| Records supplied |

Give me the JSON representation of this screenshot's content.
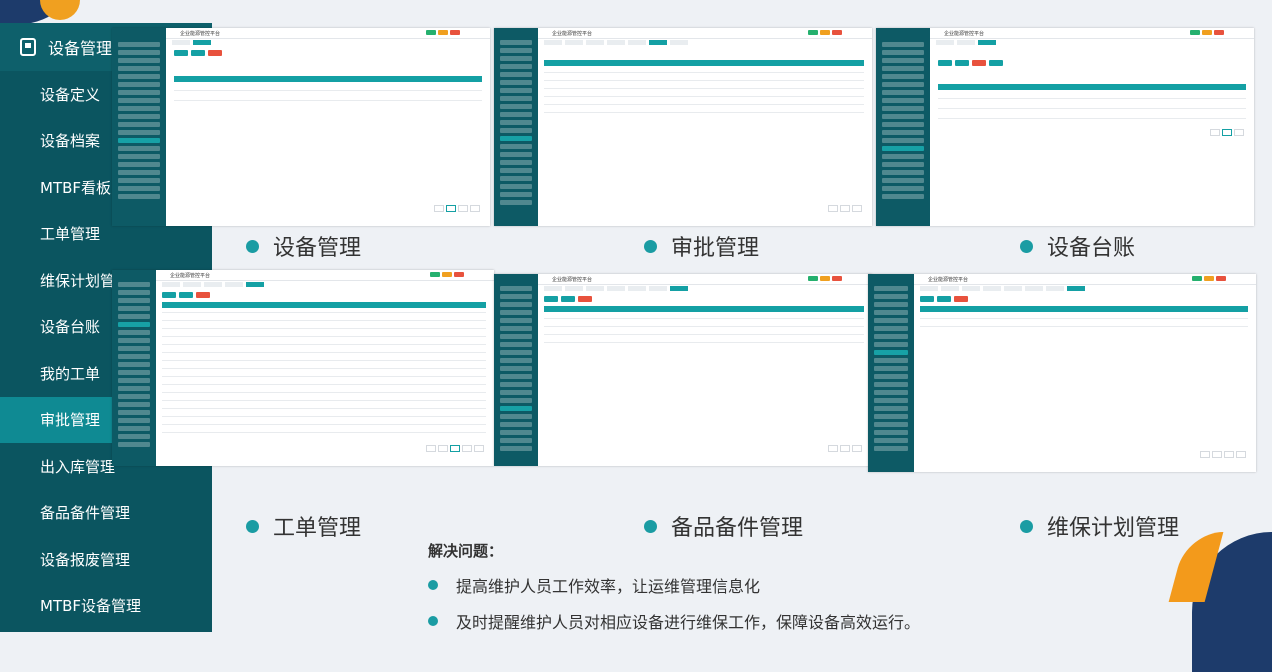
{
  "sidebar": {
    "title": "设备管理",
    "items": [
      {
        "label": "设备定义",
        "active": false
      },
      {
        "label": "设备档案",
        "active": false
      },
      {
        "label": "MTBF看板",
        "active": false
      },
      {
        "label": "工单管理",
        "active": false
      },
      {
        "label": "维保计划管理",
        "active": false
      },
      {
        "label": "设备台账",
        "active": false
      },
      {
        "label": "我的工单",
        "active": false
      },
      {
        "label": "审批管理",
        "active": true
      },
      {
        "label": "出入库管理",
        "active": false
      },
      {
        "label": "备品备件管理",
        "active": false
      },
      {
        "label": "设备报废管理",
        "active": false
      },
      {
        "label": "MTBF设备管理",
        "active": false
      }
    ]
  },
  "screenshots": {
    "app_title": "企业能源管控平台"
  },
  "captions": {
    "device_management": "设备管理",
    "approval_management": "审批管理",
    "device_ledger": "设备台账",
    "work_order_management": "工单管理",
    "spare_parts_management": "备品备件管理",
    "maintenance_plan_management": "维保计划管理"
  },
  "problems": {
    "title": "解决问题：",
    "points": [
      "提高维护人员工作效率，让运维管理信息化",
      "及时提醒维护人员对相应设备进行维保工作，保障设备高效运行。"
    ]
  },
  "colors": {
    "sidebar_bg": "#0b5560",
    "sidebar_active": "#0f8a93",
    "accent_teal": "#1a9ca3",
    "corner_navy": "#1d3b6b",
    "corner_orange": "#f39a1b"
  }
}
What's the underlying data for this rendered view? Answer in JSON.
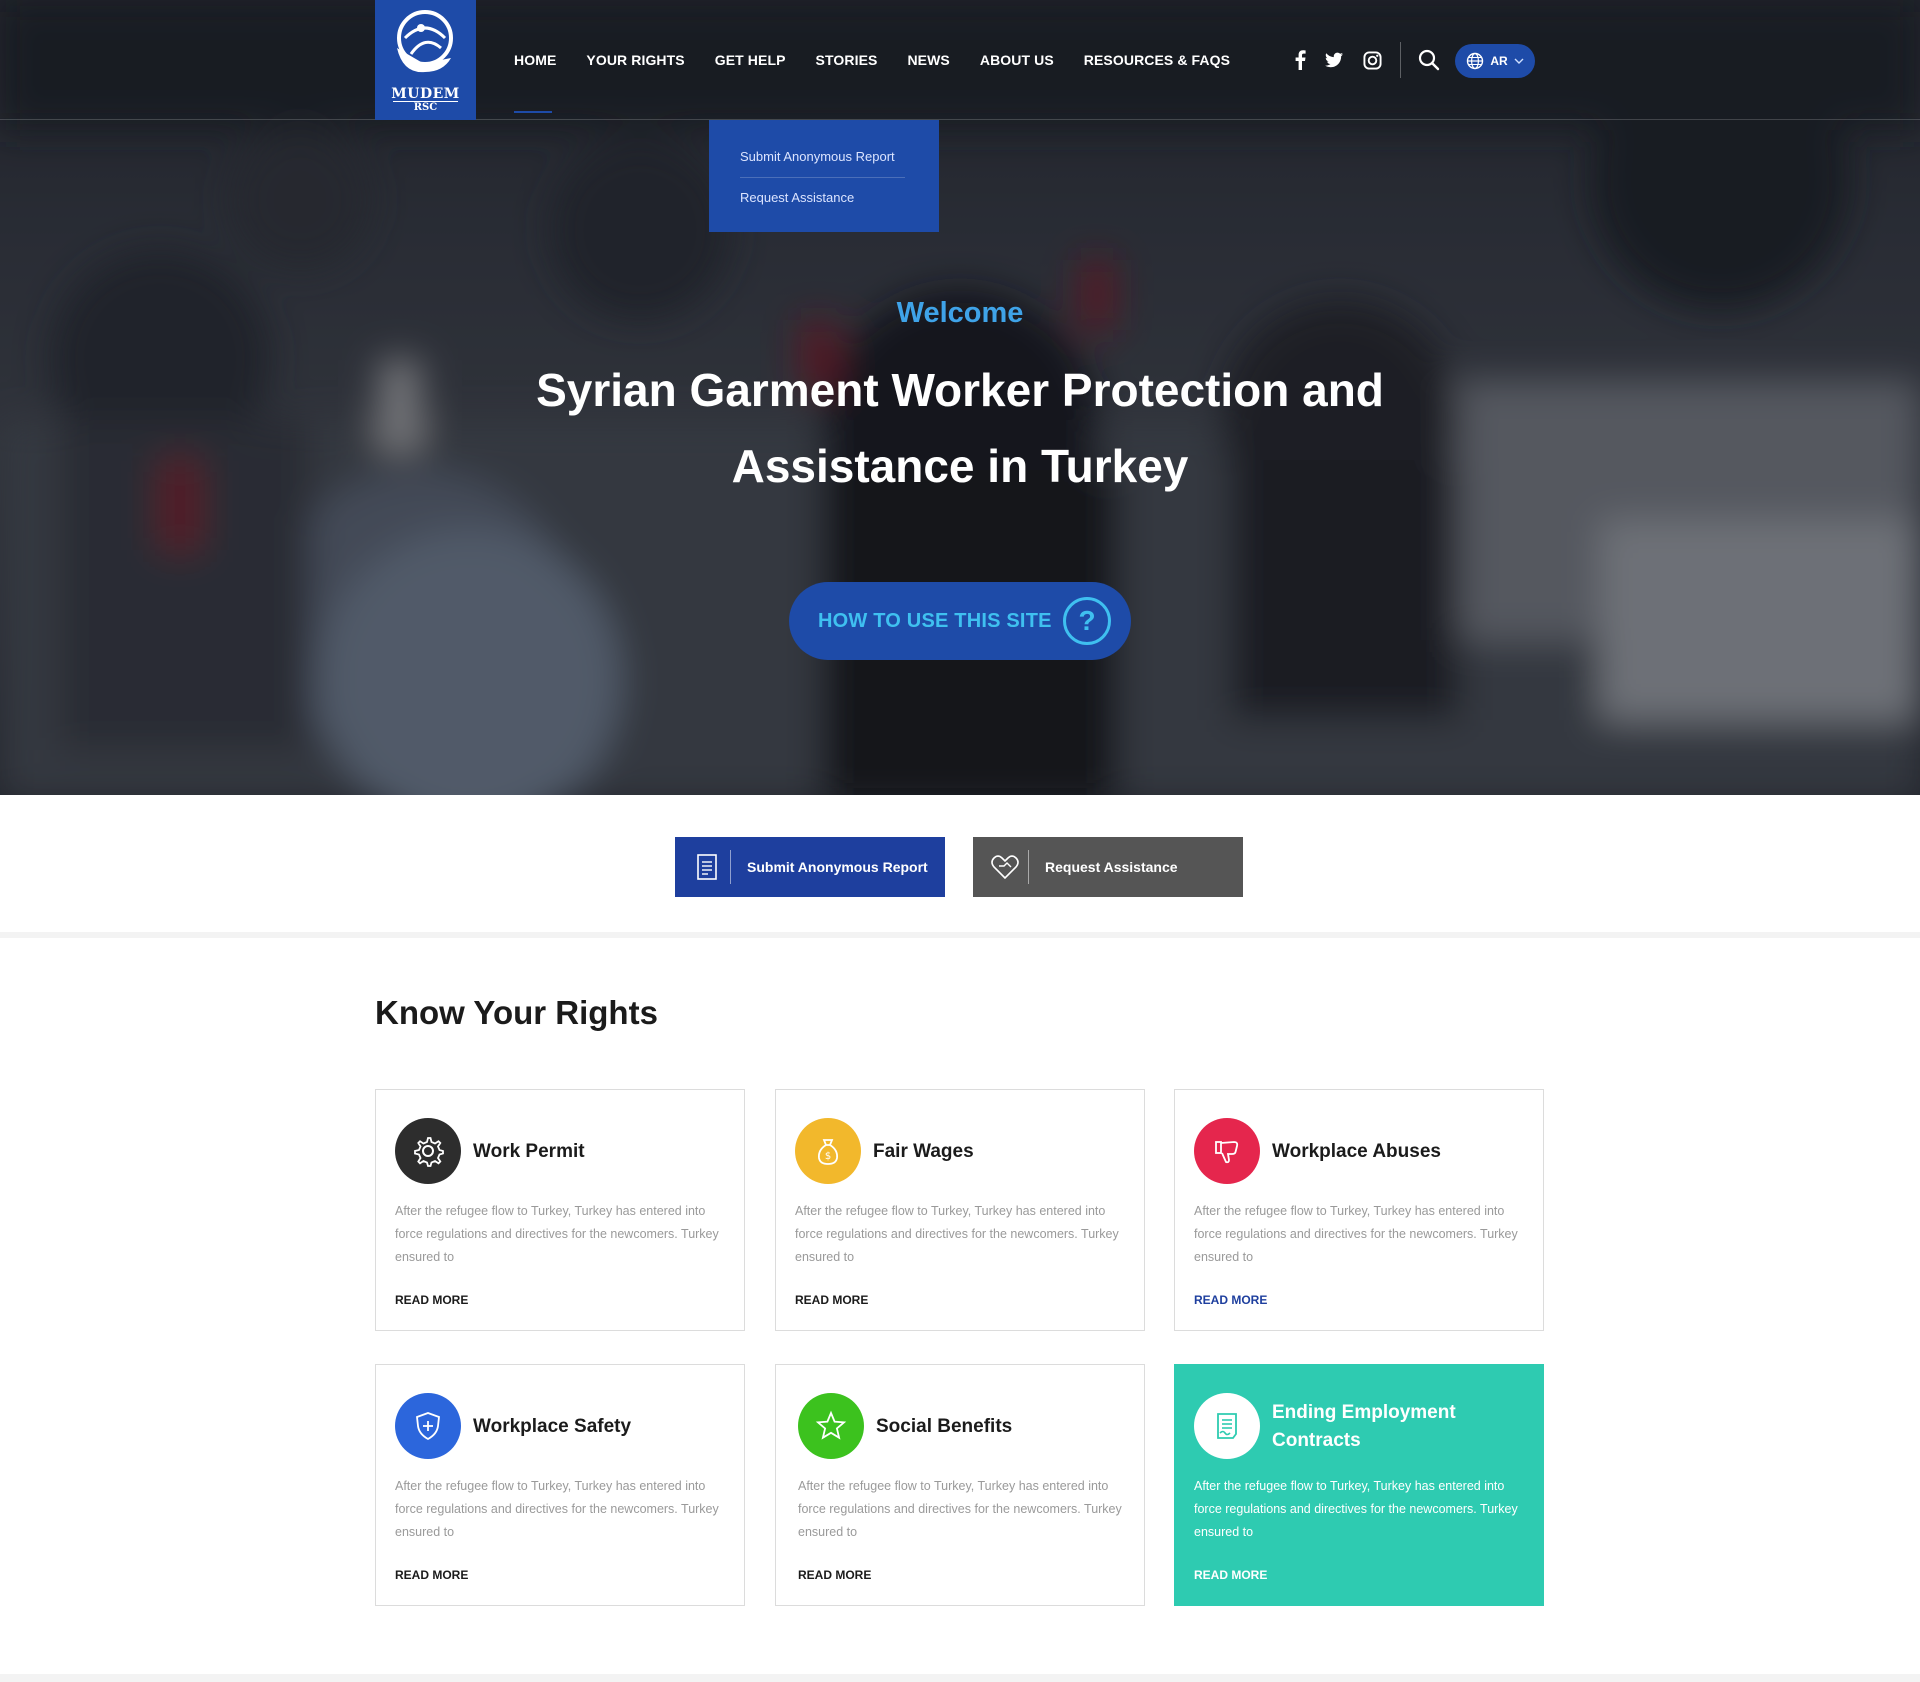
{
  "brand": {
    "name": "MUDEM",
    "sub": "RSC",
    "primary_color": "#1e4ba8",
    "accent_color": "#3fa3e8"
  },
  "nav": {
    "items": [
      {
        "label": "HOME"
      },
      {
        "label": "YOUR RIGHTS"
      },
      {
        "label": "GET HELP"
      },
      {
        "label": "STORIES"
      },
      {
        "label": "NEWS"
      },
      {
        "label": "ABOUT US"
      },
      {
        "label": "RESOURCES & FAQS"
      }
    ],
    "social": [
      "facebook-icon",
      "twitter-icon",
      "instagram-icon"
    ],
    "search_icon": "search-icon",
    "language": "AR"
  },
  "dropdown": {
    "items": [
      {
        "label": "Submit Anonymous Report"
      },
      {
        "label": "Request Assistance"
      }
    ]
  },
  "hero": {
    "welcome": "Welcome",
    "title": "Syrian Garment Worker Protection and Assistance in Turkey",
    "how_button": "HOW TO USE THIS SITE"
  },
  "actions": {
    "report_label": "Submit Anonymous Report",
    "assist_label": "Request Assistance"
  },
  "rights": {
    "title": "Know Your Rights",
    "cards": [
      {
        "title": "Work Permit",
        "text": "After the refugee flow to Turkey, Turkey has entered into force regulations and directives for the newcomers. Turkey ensured to",
        "more": "READ MORE",
        "icon": "gear-icon",
        "color": "#2d2d2d"
      },
      {
        "title": "Fair Wages",
        "text": "After the refugee flow to Turkey, Turkey has entered into force regulations and directives for the newcomers. Turkey ensured to",
        "more": "READ MORE",
        "icon": "money-bag-icon",
        "color": "#f2b82c"
      },
      {
        "title": "Workplace Abuses",
        "text": "After the refugee flow to Turkey, Turkey has entered into force regulations and directives for the newcomers. Turkey ensured to",
        "more": "READ MORE",
        "icon": "thumbs-down-icon",
        "color": "#e5264d"
      },
      {
        "title": "Workplace Safety",
        "text": "After the refugee flow to Turkey, Turkey has entered into force regulations and directives for the newcomers. Turkey ensured to",
        "more": "READ MORE",
        "icon": "shield-icon",
        "color": "#2c66dc"
      },
      {
        "title": "Social Benefits",
        "text": "After the refugee flow to Turkey, Turkey has entered into force regulations and directives for the newcomers. Turkey ensured to",
        "more": "READ MORE",
        "icon": "star-icon",
        "color": "#3cc21e"
      },
      {
        "title": "Ending Employment Contracts",
        "text": "After the refugee flow to Turkey, Turkey has entered into force regulations and directives for the newcomers. Turkey ensured to",
        "more": "READ MORE",
        "icon": "document-icon",
        "color": "#2ecbb1"
      }
    ]
  }
}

| Work instructions |
Each record must be quoted in full and exactly. Do not include the pictures.

| Result below |
Give me the JSON representation of this screenshot's content.
{
  "sidebar": {
    "title": "设备管理",
    "items": [
      {
        "label": "设备定义",
        "active": false
      },
      {
        "label": "设备档案",
        "active": false
      },
      {
        "label": "MTBF看板",
        "active": false
      },
      {
        "label": "工单管理",
        "active": false
      },
      {
        "label": "维保计划管理",
        "active": false
      },
      {
        "label": "设备台账",
        "active": false
      },
      {
        "label": "我的工单",
        "active": false
      },
      {
        "label": "审批管理",
        "active": true
      },
      {
        "label": "出入库管理",
        "active": false
      },
      {
        "label": "备品备件管理",
        "active": false
      },
      {
        "label": "设备报废管理",
        "active": false
      },
      {
        "label": "MTBF设备管理",
        "active": false
      }
    ]
  },
  "screenshots": {
    "app_title": "企业能源管控平台"
  },
  "captions": {
    "device_management": "设备管理",
    "approval_management": "审批管理",
    "device_ledger": "设备台账",
    "work_order_management": "工单管理",
    "spare_parts_management": "备品备件管理",
    "maintenance_plan_management": "维保计划管理"
  },
  "problems": {
    "title": "解决问题：",
    "points": [
      "提高维护人员工作效率，让运维管理信息化",
      "及时提醒维护人员对相应设备进行维保工作，保障设备高效运行。"
    ]
  },
  "colors": {
    "sidebar_bg": "#0b5560",
    "sidebar_active": "#0f8a93",
    "accent_teal": "#1a9ca3",
    "corner_navy": "#1d3b6b",
    "corner_orange": "#f39a1b"
  }
}
What's the underlying data for this rendered view? Answer in JSON.
{
  "brand": {
    "name": "MUDEM",
    "sub": "RSC",
    "primary_color": "#1e4ba8",
    "accent_color": "#3fa3e8"
  },
  "nav": {
    "items": [
      {
        "label": "HOME"
      },
      {
        "label": "YOUR RIGHTS"
      },
      {
        "label": "GET HELP"
      },
      {
        "label": "STORIES"
      },
      {
        "label": "NEWS"
      },
      {
        "label": "ABOUT US"
      },
      {
        "label": "RESOURCES & FAQS"
      }
    ],
    "social": [
      "facebook-icon",
      "twitter-icon",
      "instagram-icon"
    ],
    "search_icon": "search-icon",
    "language": "AR"
  },
  "dropdown": {
    "items": [
      {
        "label": "Submit Anonymous Report"
      },
      {
        "label": "Request Assistance"
      }
    ]
  },
  "hero": {
    "welcome": "Welcome",
    "title": "Syrian Garment Worker Protection and Assistance in Turkey",
    "how_button": "HOW TO USE THIS SITE"
  },
  "actions": {
    "report_label": "Submit Anonymous Report",
    "assist_label": "Request Assistance"
  },
  "rights": {
    "title": "Know Your Rights",
    "cards": [
      {
        "title": "Work Permit",
        "text": "After the refugee flow to Turkey, Turkey has entered into force regulations and directives for the newcomers. Turkey ensured to",
        "more": "READ MORE",
        "icon": "gear-icon",
        "color": "#2d2d2d"
      },
      {
        "title": "Fair Wages",
        "text": "After the refugee flow to Turkey, Turkey has entered into force regulations and directives for the newcomers. Turkey ensured to",
        "more": "READ MORE",
        "icon": "money-bag-icon",
        "color": "#f2b82c"
      },
      {
        "title": "Workplace Abuses",
        "text": "After the refugee flow to Turkey, Turkey has entered into force regulations and directives for the newcomers. Turkey ensured to",
        "more": "READ MORE",
        "icon": "thumbs-down-icon",
        "color": "#e5264d"
      },
      {
        "title": "Workplace Safety",
        "text": "After the refugee flow to Turkey, Turkey has entered into force regulations and directives for the newcomers. Turkey ensured to",
        "more": "READ MORE",
        "icon": "shield-icon",
        "color": "#2c66dc"
      },
      {
        "title": "Social Benefits",
        "text": "After the refugee flow to Turkey, Turkey has entered into force regulations and directives for the newcomers. Turkey ensured to",
        "more": "READ MORE",
        "icon": "star-icon",
        "color": "#3cc21e"
      },
      {
        "title": "Ending Employment Contracts",
        "text": "After the refugee flow to Turkey, Turkey has entered into force regulations and directives for the newcomers. Turkey ensured to",
        "more": "READ MORE",
        "icon": "document-icon",
        "color": "#2ecbb1"
      }
    ]
  }
}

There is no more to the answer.